__REQUIREMENT__: Retype exactly the lines that start at the line with "Give me a plain-text" and end at the final line, both included, and leave out every picture.

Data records
──────────

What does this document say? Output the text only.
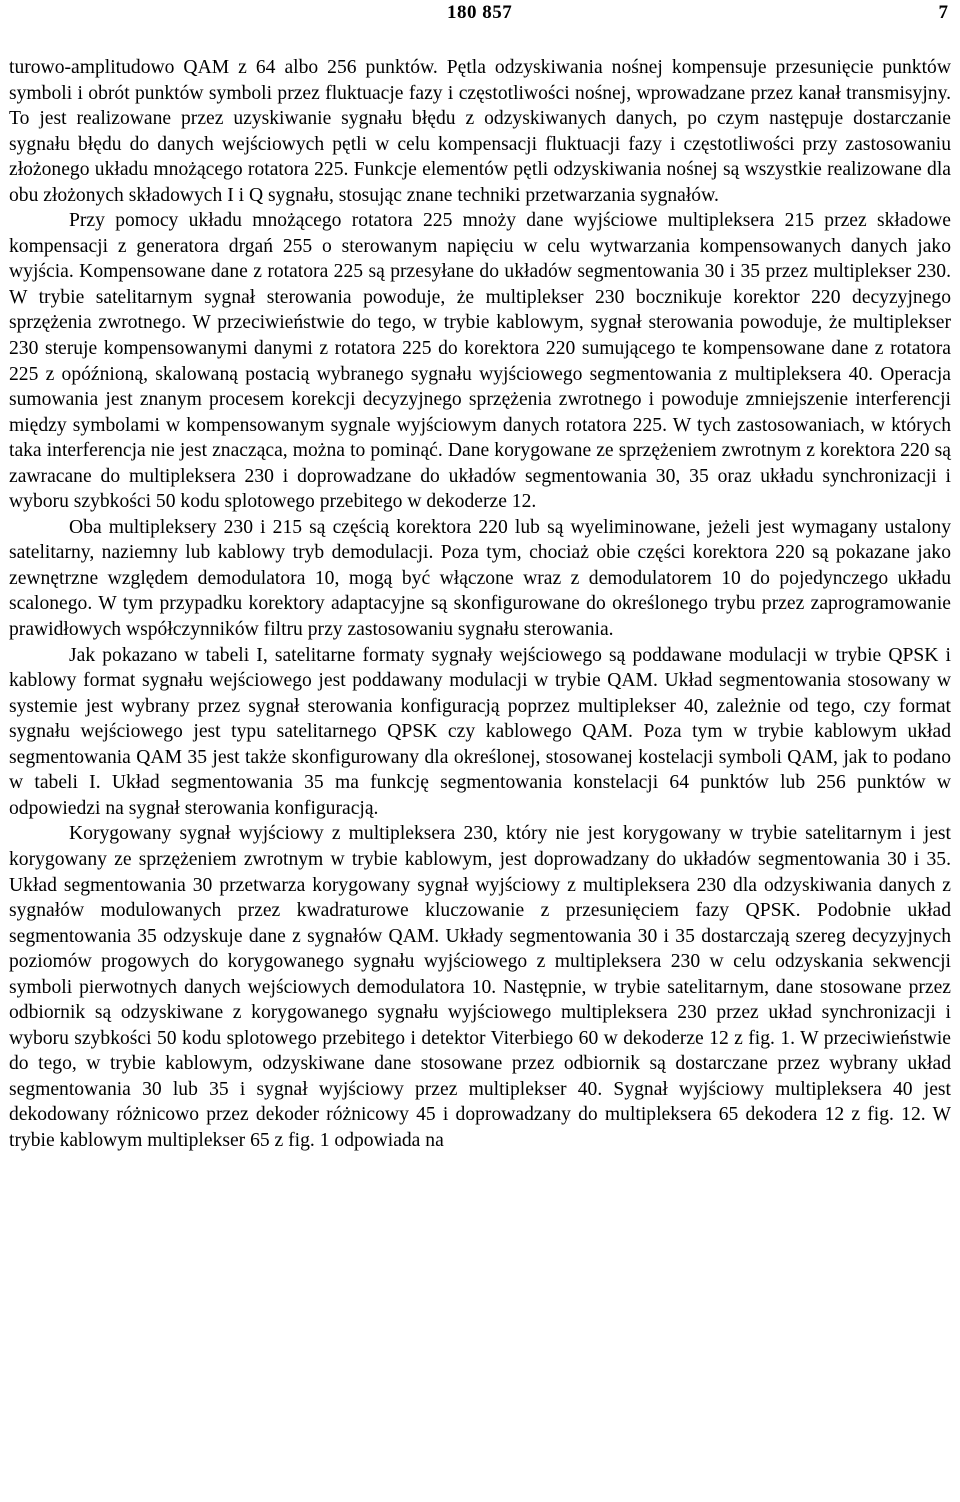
180 857	7

turowo-amplitudowo QAM z 64 albo 256 punktów. Pętla odzyskiwania nośnej kompensuje przesunięcie punktów symboli i obrót punktów symboli przez fluktuacje fazy i częstotliwości nośnej, wprowadzane przez kanał transmisyjny. To jest realizowane przez uzyskiwanie sygnału błędu z odzyskiwanych danych, po czym następuje dostarczanie sygnału błędu do danych wejściowych pętli w celu kompensacji fluktuacji fazy i częstotliwości przy zastosowaniu złożonego układu mnożącego rotatora 225. Funkcje elementów pętli odzyskiwania nośnej są wszystkie realizowane dla obu złożonych składowych I i Q sygnału, stosując znane techniki przetwarzania sygnałów.

Przy pomocy układu mnożącego rotatora 225 mnoży dane wyjściowe multipleksera 215 przez składowe kompensacji z generatora drgań 255 o sterowanym napięciu w celu wytwarzania kompensowanych danych jako wyjścia. Kompensowane dane z rotatora 225 są przesyłane do układów segmentowania 30 i 35 przez multiplekser 230. W trybie satelitarnym sygnał sterowania powoduje, że multiplekser 230 bocznikuje korektor 220 decyzyjnego sprzężenia zwrotnego. W przeciwieństwie do tego, w trybie kablowym, sygnał sterowania powoduje, że multiplekser 230 steruje kompensowanymi danymi z rotatora 225 do korektora 220 sumującego te kompensowane dane z rotatora 225 z opóźnioną, skalowaną postacią wybranego sygnału wyjściowego segmentowania z multipleksera 40. Operacja sumowania jest znanym procesem korekcji decyzyjnego sprzężenia zwrotnego i powoduje zmniejszenie interferencji między symbolami w kompensowanym sygnale wyjściowym danych rotatora 225. W tych zastosowaniach, w których taka interferencja nie jest znacząca, można to pominąć. Dane korygowane ze sprzężeniem zwrotnym z korektora 220 są zawracane do multipleksera 230 i doprowadzane do układów segmentowania 30, 35 oraz układu synchronizacji i wyboru szybkości 50 kodu splotowego przebitego w dekoderze 12.

Oba multipleksery 230 i 215 są częścią korektora 220 lub są wyeliminowane, jeżeli jest wymagany ustalony satelitarny, naziemny lub kablowy tryb demodulacji. Poza tym, chociaż obie części korektora 220 są pokazane jako zewnętrzne względem demodulatora 10, mogą być włączone wraz z demodulatorem 10 do pojedynczego układu scalonego. W tym przypadku korektory adaptacyjne są skonfigurowane do określonego trybu przez zaprogramowanie prawidłowych współczynników filtru przy zastosowaniu sygnału sterowania.

Jak pokazano w tabeli I, satelitarne formaty sygnały wejściowego są poddawane modulacji w trybie QPSK i kablowy format sygnału wejściowego jest poddawany modulacji w trybie QAM. Układ segmentowania stosowany w systemie jest wybrany przez sygnał sterowania konfiguracją poprzez multiplekser 40, zależnie od tego, czy format sygnału wejściowego jest typu satelitarnego QPSK czy kablowego QAM. Poza tym w trybie kablowym układ segmentowania QAM 35 jest także skonfigurowany dla określonej, stosowanej kostelacji symboli QAM, jak to podano w tabeli I. Układ segmentowania 35 ma funkcję segmentowania konstelacji 64 punktów lub 256 punktów w odpowiedzi na sygnał sterowania konfiguracją.

Korygowany sygnał wyjściowy z multipleksera 230, który nie jest korygowany w trybie satelitarnym i jest korygowany ze sprzężeniem zwrotnym w trybie kablowym, jest doprowadzany do układów segmentowania 30 i 35. Układ segmentowania 30 przetwarza korygowany sygnał wyjściowy z multipleksera 230 dla odzyskiwania danych z sygnałów modulowanych przez kwadraturowe kluczowanie z przesunięciem fazy QPSK. Podobnie układ segmentowania 35 odzyskuje dane z sygnałów QAM. Układy segmentowania 30 i 35 dostarczają szereg decyzyjnych poziomów progowych do korygowanego sygnału wyjściowego z multipleksera 230 w celu odzyskania sekwencji symboli pierwotnych danych wejściowych demodulatora 10. Następnie, w trybie satelitarnym, dane stosowane przez odbiornik są odzyskiwane z korygowanego sygnału wyjściowego multipleksera 230 przez układ synchronizacji i wyboru szybkości 50 kodu splotowego przebitego i detektor Viterbiego 60 w dekoderze 12 z fig. 1. W przeciwieństwie do tego, w trybie kablowym, odzyskiwane dane stosowane przez odbiornik są dostarczane przez wybrany układ segmentowania 30 lub 35 i sygnał wyjściowy przez multiplekser 40. Sygnał wyjściowy multipleksera 40 jest dekodowany różnicowo przez dekoder różnicowy 45 i doprowadzany do multipleksera 65 dekodera 12 z fig. 12. W trybie kablowym multiplekser 65 z fig. 1 odpowiada na
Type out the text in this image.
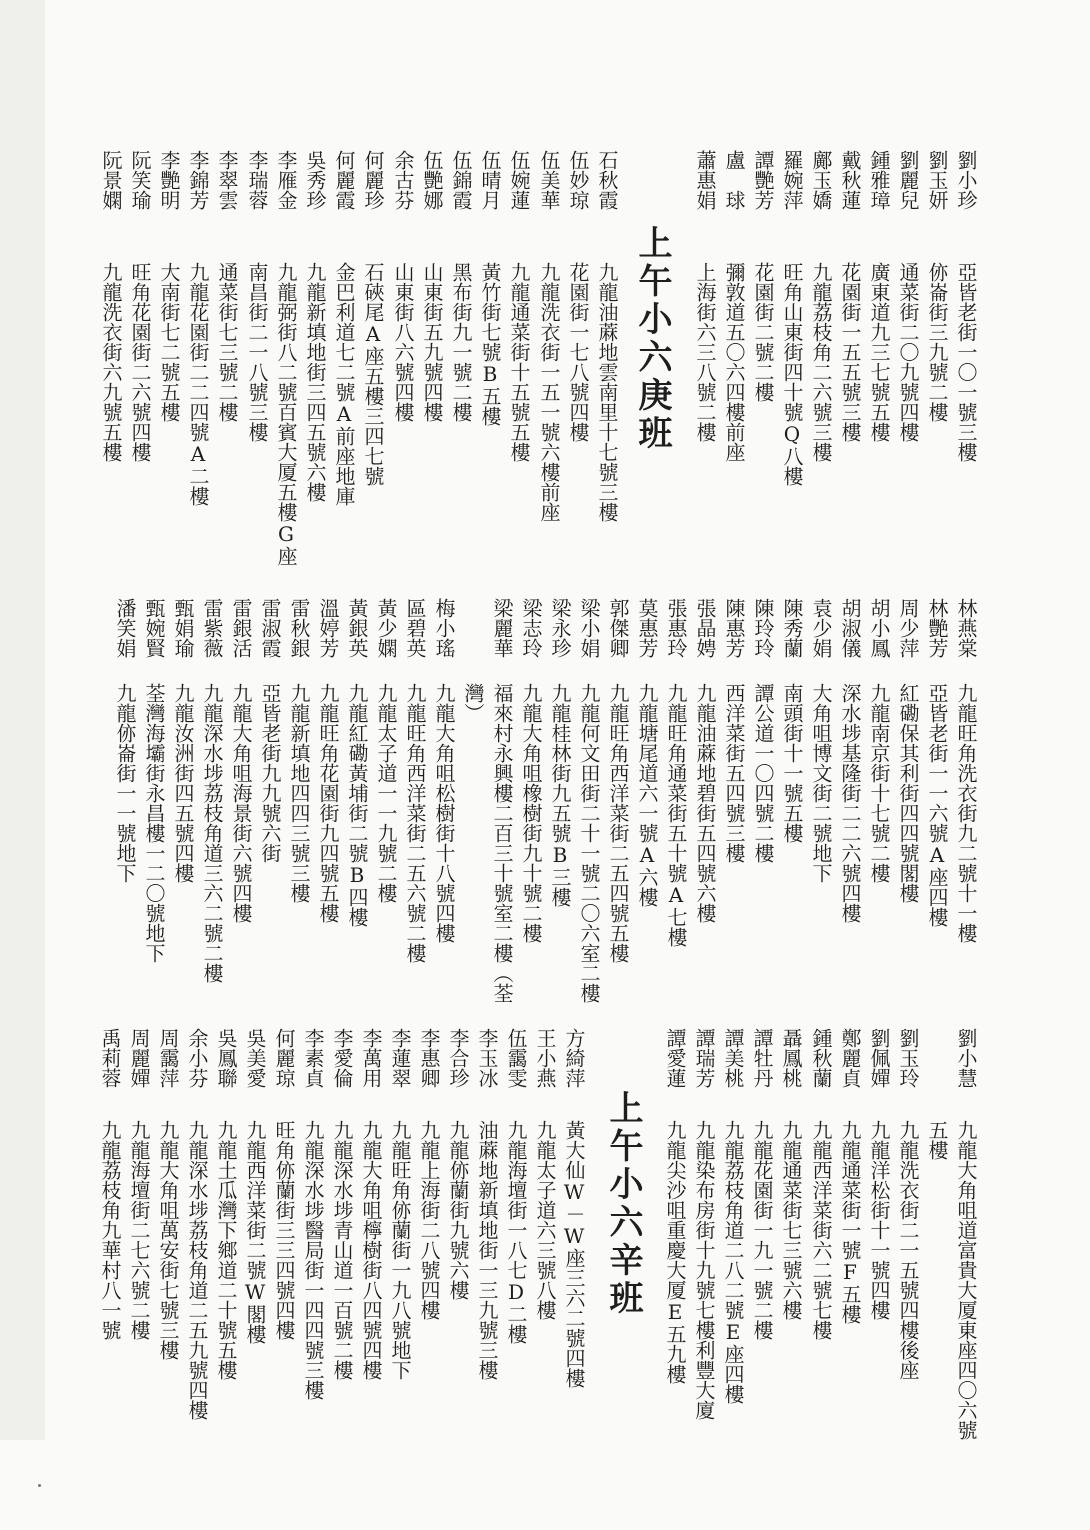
劉小珍
亞皆老街一〇一號三樓
劉玉妍
㑊崙街三九號二樓
劉麗兒
通菜街二〇九號四樓
鍾雅璋
廣東道九三七號五樓
戴秋蓮
花園街一五五號三樓
鄺玉嬌
九龍荔枝角二六號三樓
羅婉萍
旺角山東街四十號Q八樓
譚艷芳
花園街二號二樓
盧　球
彌敦道五〇六四樓前座
蕭惠娟
上海街六三八號二樓
石秋霞
九龍油蔴地雲南里十七號三樓
伍妙琼
花園街一七八號四樓
伍美華
九龍洗衣街一五一號六樓前座
伍婉蓮
九龍通菜街十五號五樓
伍晴月
黃竹街七號B五樓
伍錦霞
黑布街九一號二樓
伍艷娜
山東街五九號四樓
余古芬
山東街八六號四樓
何麗珍
石硤尾A座五樓三四七號
何麗霞
金巴利道七二號A前座地庫
吳秀珍
九龍新填地街三四五號六樓
李雁金
九龍弼街八二號百賓大厦五樓G座
李瑞蓉
南昌街二一八號三樓
李翠雲
通菜街七三號二樓
李錦芳
九龍花園街二二四號A二樓
李艷明
大南街七二號五樓
阮笑瑜
旺角花園街二六號四樓
阮景嫻
九龍洗衣街六九號五樓	上午小六庚班
林燕棠
九龍旺角洗衣街九二號十一樓
林艷芳
亞皆老街一一六號A座四樓
周少萍
紅磡保其利街四四號閣樓
胡小鳳
九龍南京街十七號二樓
胡淑儀
深水埗基隆街二二六號四樓
袁少娟
大角咀博文街二號地下
陳秀蘭
南頭街十一號五樓
陳玲玲
譚公道一〇四號二樓
陳惠芳
西洋菜街五四號三樓
張晶娉
九龍油蔴地碧街五四號六樓
張惠玲
九龍旺角通菜街五十號A七樓
莫惠芳
九龍塘尾道六一號A六樓
郭傑卿
九龍旺角西洋菜街二五四號五樓
梁小娟
九龍何文田街二十一號二〇六室二樓
梁永珍
九龍桂林街九五號B三樓
梁志玲
九龍大角咀橡樹街九十號二樓
梁麗華
福來村永興樓二百三十號室二樓（荃
灣）
梅小瑤
九龍大角咀松樹街十八號四樓
區碧英
九龍旺角西洋菜街二五六號二樓
黃少嫻
九龍太子道一一九號二樓
黃銀英
九龍紅磡黃埔街二號B四樓
溫婷芳
九龍旺角花園街九四號五樓
雷秋銀
九龍新填地四四三號三樓
雷淑霞
亞皆老街九九號六街
雷銀活
九龍大角咀海景街六號四樓
雷紫薇
九龍深水埗荔枝角道三六二號二樓
甄娟瑜
九龍汝洲街四五號四樓
甄婉賢
荃灣海壩街永昌樓一二〇號地下
潘笑娟
九龍㑊崙街一一號地下
劉小慧
九龍大角咀道富貴大厦東座四〇六號
五樓
劉玉玲
九龍洗衣街二一五號四樓後座
劉佩嬋
九龍洋松街十一號四樓
鄭麗貞
九龍通菜街一號F五樓
鍾秋蘭
九龍西洋菜街六二號七樓
聶鳳桃
九龍通菜街七三號六樓
譚牡丹
九龍花園街一九一號二樓
譚美桃
九龍荔枝角道二八二號E座四樓
譚瑞芳
九龍染布房街十九號七樓利豐大廈
譚愛蓮
九龍尖沙咀重慶大厦E五九樓
方綺萍
黃大仙W－W座三六二號四樓
王小燕
九龍太子道六三號八樓
伍靄雯
九龍海壇街一八七D二樓
李玉冰
油蔴地新填地街一三九號三樓
李合珍
九龍㑊蘭街九號六樓
李惠卿
九龍上海街二八號四樓
李蓮翠
九龍旺角㑊蘭街一九八號地下
李萬用
九龍大角咀檸樹街八四號四樓
李愛倫
九龍深水埗青山道一百號二樓
李素貞
九龍深水埗醫局街一四四號三樓
何麗琼
旺角㑊蘭街三三四號四樓
吳美愛
九龍西洋菜街二號W閣樓
吳鳳聯
九龍土瓜灣下鄉道二十號五樓
余小芬
九龍深水埗荔枝角道二五九號四樓
周靄萍
九龍大角咀萬安街七號三樓
周麗嬋
九龍海壇街二七六號二樓
禹莉蓉
九龍荔枝角九華村八一號	上午小六辛班
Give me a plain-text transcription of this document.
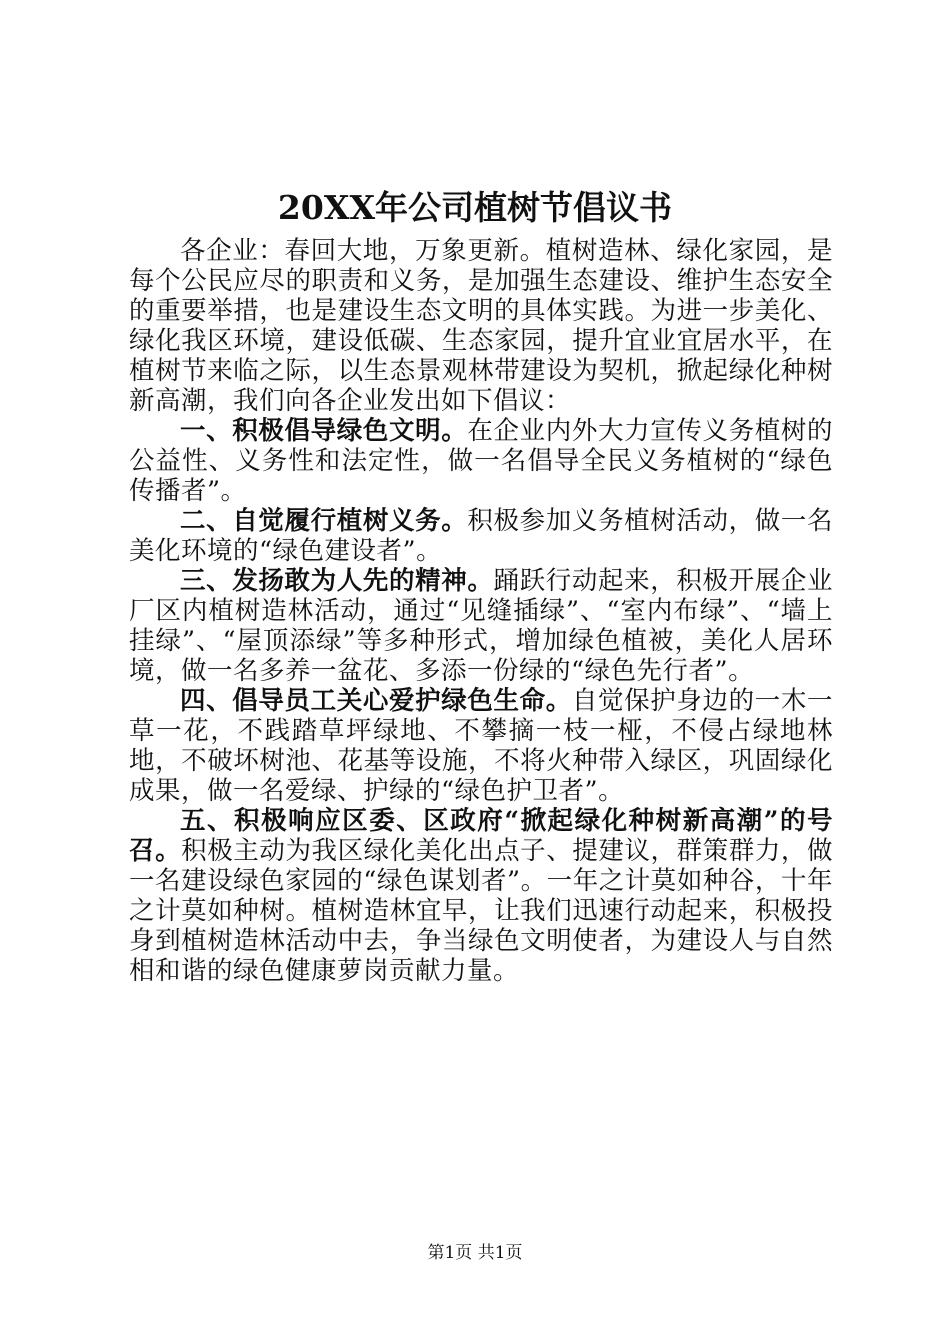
20XX年公司植树节倡议书

各企业：春回大地，万象更新。植树造林、绿化家园，是每个公民应尽的职责和义务，是加强生态建设、维护生态安全的重要举措，也是建设生态文明的具体实践。为进一步美化、绿化我区环境，建设低碳、生态家园，提升宜业宜居水平，在植树节来临之际，以生态景观林带建设为契机，掀起绿化种树新高潮，我们向各企业发出如下倡议：

一、积极倡导绿色文明。在企业内外大力宣传义务植树的公益性、义务性和法定性，做一名倡导全民义务植树的“绿色传播者”。

二、自觉履行植树义务。积极参加义务植树活动，做一名美化环境的“绿色建设者”。

三、发扬敢为人先的精神。踊跃行动起来，积极开展企业厂区内植树造林活动，通过“见缝插绿”、“室内布绿”、“墙上挂绿”、“屋顶添绿”等多种形式，增加绿色植被，美化人居环境，做一名多养一盆花、多添一份绿的“绿色先行者”。

四、倡导员工关心爱护绿色生命。自觉保护身边的一木一草一花，不践踏草坪绿地、不攀摘一枝一桠，不侵占绿地林地，不破坏树池、花基等设施，不将火种带入绿区，巩固绿化成果，做一名爱绿、护绿的“绿色护卫者”。

五、积极响应区委、区政府“掀起绿化种树新高潮”的号召。积极主动为我区绿化美化出点子、提建议，群策群力，做一名建设绿色家园的“绿色谋划者”。一年之计莫如种谷，十年之计莫如种树。植树造林宜早，让我们迅速行动起来，积极投身到植树造林活动中去，争当绿色文明使者，为建设人与自然相和谐的绿色健康萝岗贡献力量。

第1页 共1页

──────────

__OUTPUT FOR THIS TASK__:
Give me a plain-text transcription of this document.
20XX年公司植树节倡议书

各企业：春回大地，万象更新。植树造林、绿化家园，是每个公民应尽的职责和义务，是加强生态建设、维护生态安全的重要举措，也是建设生态文明的具体实践。为进一步美化、绿化我区环境，建设低碳、生态家园，提升宜业宜居水平，在植树节来临之际，以生态景观林带建设为契机，掀起绿化种树新高潮，我们向各企业发出如下倡议：

一、积极倡导绿色文明。在企业内外大力宣传义务植树的公益性、义务性和法定性，做一名倡导全民义务植树的“绿色传播者”。

二、自觉履行植树义务。积极参加义务植树活动，做一名美化环境的“绿色建设者”。

三、发扬敢为人先的精神。踊跃行动起来，积极开展企业厂区内植树造林活动，通过“见缝插绿”、“室内布绿”、“墙上挂绿”、“屋顶添绿”等多种形式，增加绿色植被，美化人居环境，做一名多养一盆花、多添一份绿的“绿色先行者”。

四、倡导员工关心爱护绿色生命。自觉保护身边的一木一草一花，不践踏草坪绿地、不攀摘一枝一桠，不侵占绿地林地，不破坏树池、花基等设施，不将火种带入绿区，巩固绿化成果，做一名爱绿、护绿的“绿色护卫者”。

五、积极响应区委、区政府“掀起绿化种树新高潮”的号召。积极主动为我区绿化美化出点子、提建议，群策群力，做一名建设绿色家园的“绿色谋划者”。一年之计莫如种谷，十年之计莫如种树。植树造林宜早，让我们迅速行动起来，积极投身到植树造林活动中去，争当绿色文明使者，为建设人与自然相和谐的绿色健康萝岗贡献力量。

第1页 共1页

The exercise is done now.